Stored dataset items
---------------
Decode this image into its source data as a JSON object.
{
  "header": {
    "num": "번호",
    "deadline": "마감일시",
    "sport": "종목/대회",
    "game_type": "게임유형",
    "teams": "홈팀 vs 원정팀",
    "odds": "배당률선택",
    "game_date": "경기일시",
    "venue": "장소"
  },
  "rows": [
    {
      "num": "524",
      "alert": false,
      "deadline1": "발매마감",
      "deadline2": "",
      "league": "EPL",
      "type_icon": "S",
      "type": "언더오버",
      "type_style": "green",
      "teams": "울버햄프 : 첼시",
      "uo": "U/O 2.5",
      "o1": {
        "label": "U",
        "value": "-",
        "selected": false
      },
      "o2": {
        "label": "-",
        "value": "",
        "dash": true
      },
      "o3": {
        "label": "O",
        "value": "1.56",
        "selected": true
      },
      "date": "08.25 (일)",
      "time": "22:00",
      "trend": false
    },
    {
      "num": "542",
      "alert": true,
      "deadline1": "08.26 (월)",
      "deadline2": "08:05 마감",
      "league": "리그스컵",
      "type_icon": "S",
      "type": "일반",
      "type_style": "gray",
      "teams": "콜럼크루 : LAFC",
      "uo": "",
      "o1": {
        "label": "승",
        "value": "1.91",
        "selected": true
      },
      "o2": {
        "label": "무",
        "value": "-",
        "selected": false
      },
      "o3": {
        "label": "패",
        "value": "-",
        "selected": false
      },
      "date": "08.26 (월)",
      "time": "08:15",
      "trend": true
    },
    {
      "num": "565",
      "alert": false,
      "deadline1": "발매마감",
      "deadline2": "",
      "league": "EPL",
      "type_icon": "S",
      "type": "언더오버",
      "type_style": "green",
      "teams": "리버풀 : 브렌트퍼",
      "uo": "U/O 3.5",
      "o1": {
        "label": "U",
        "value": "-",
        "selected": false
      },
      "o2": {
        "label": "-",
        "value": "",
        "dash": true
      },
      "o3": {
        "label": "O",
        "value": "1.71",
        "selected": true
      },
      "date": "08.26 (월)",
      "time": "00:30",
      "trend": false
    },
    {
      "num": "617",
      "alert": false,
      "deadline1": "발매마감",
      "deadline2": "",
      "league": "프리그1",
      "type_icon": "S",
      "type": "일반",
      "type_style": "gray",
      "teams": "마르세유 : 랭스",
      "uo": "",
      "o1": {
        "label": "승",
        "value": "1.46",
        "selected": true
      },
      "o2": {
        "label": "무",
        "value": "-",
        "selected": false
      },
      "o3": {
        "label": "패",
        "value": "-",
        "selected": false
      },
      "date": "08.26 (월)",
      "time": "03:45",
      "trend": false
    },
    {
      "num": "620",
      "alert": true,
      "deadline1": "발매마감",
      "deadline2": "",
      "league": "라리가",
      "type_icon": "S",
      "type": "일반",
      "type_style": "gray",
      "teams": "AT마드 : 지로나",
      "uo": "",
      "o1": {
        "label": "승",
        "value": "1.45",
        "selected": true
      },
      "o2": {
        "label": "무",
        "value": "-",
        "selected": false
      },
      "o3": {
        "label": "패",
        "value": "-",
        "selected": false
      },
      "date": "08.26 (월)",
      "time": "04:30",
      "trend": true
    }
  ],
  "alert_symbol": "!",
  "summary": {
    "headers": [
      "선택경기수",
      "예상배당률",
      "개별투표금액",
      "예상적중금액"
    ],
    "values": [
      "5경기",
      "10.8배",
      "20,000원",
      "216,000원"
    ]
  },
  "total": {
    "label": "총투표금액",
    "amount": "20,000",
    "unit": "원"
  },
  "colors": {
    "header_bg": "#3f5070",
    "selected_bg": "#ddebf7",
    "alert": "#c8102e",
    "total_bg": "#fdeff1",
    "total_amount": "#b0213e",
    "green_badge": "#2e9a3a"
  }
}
---------------
## Instruction
Write the data out again in full and exactly.

## Solution to this problem
Decode this image into its source data as a JSON object.
{
  "header": {
    "num": "번호",
    "deadline": "마감일시",
    "sport": "종목/대회",
    "game_type": "게임유형",
    "teams": "홈팀 vs 원정팀",
    "odds": "배당률선택",
    "game_date": "경기일시",
    "venue": "장소"
  },
  "rows": [
    {
      "num": "524",
      "alert": false,
      "deadline1": "발매마감",
      "deadline2": "",
      "league": "EPL",
      "type_icon": "S",
      "type": "언더오버",
      "type_style": "green",
      "teams": "울버햄프 : 첼시",
      "uo": "U/O 2.5",
      "o1": {
        "label": "U",
        "value": "-",
        "selected": false
      },
      "o2": {
        "label": "-",
        "value": "",
        "dash": true
      },
      "o3": {
        "label": "O",
        "value": "1.56",
        "selected": true
      },
      "date": "08.25 (일)",
      "time": "22:00",
      "trend": false
    },
    {
      "num": "542",
      "alert": true,
      "deadline1": "08.26 (월)",
      "deadline2": "08:05 마감",
      "league": "리그스컵",
      "type_icon": "S",
      "type": "일반",
      "type_style": "gray",
      "teams": "콜럼크루 : LAFC",
      "uo": "",
      "o1": {
        "label": "승",
        "value": "1.91",
        "selected": true
      },
      "o2": {
        "label": "무",
        "value": "-",
        "selected": false
      },
      "o3": {
        "label": "패",
        "value": "-",
        "selected": false
      },
      "date": "08.26 (월)",
      "time": "08:15",
      "trend": true
    },
    {
      "num": "565",
      "alert": false,
      "deadline1": "발매마감",
      "deadline2": "",
      "league": "EPL",
      "type_icon": "S",
      "type": "언더오버",
      "type_style": "green",
      "teams": "리버풀 : 브렌트퍼",
      "uo": "U/O 3.5",
      "o1": {
        "label": "U",
        "value": "-",
        "selected": false
      },
      "o2": {
        "label": "-",
        "value": "",
        "dash": true
      },
      "o3": {
        "label": "O",
        "value": "1.71",
        "selected": true
      },
      "date": "08.26 (월)",
      "time": "00:30",
      "trend": false
    },
    {
      "num": "617",
      "alert": false,
      "deadline1": "발매마감",
      "deadline2": "",
      "league": "프리그1",
      "type_icon": "S",
      "type": "일반",
      "type_style": "gray",
      "teams": "마르세유 : 랭스",
      "uo": "",
      "o1": {
        "label": "승",
        "value": "1.46",
        "selected": true
      },
      "o2": {
        "label": "무",
        "value": "-",
        "selected": false
      },
      "o3": {
        "label": "패",
        "value": "-",
        "selected": false
      },
      "date": "08.26 (월)",
      "time": "03:45",
      "trend": false
    },
    {
      "num": "620",
      "alert": true,
      "deadline1": "발매마감",
      "deadline2": "",
      "league": "라리가",
      "type_icon": "S",
      "type": "일반",
      "type_style": "gray",
      "teams": "AT마드 : 지로나",
      "uo": "",
      "o1": {
        "label": "승",
        "value": "1.45",
        "selected": true
      },
      "o2": {
        "label": "무",
        "value": "-",
        "selected": false
      },
      "o3": {
        "label": "패",
        "value": "-",
        "selected": false
      },
      "date": "08.26 (월)",
      "time": "04:30",
      "trend": true
    }
  ],
  "alert_symbol": "!",
  "summary": {
    "headers": [
      "선택경기수",
      "예상배당률",
      "개별투표금액",
      "예상적중금액"
    ],
    "values": [
      "5경기",
      "10.8배",
      "20,000원",
      "216,000원"
    ]
  },
  "total": {
    "label": "총투표금액",
    "amount": "20,000",
    "unit": "원"
  },
  "colors": {
    "header_bg": "#3f5070",
    "selected_bg": "#ddebf7",
    "alert": "#c8102e",
    "total_bg": "#fdeff1",
    "total_amount": "#b0213e",
    "green_badge": "#2e9a3a"
  }
}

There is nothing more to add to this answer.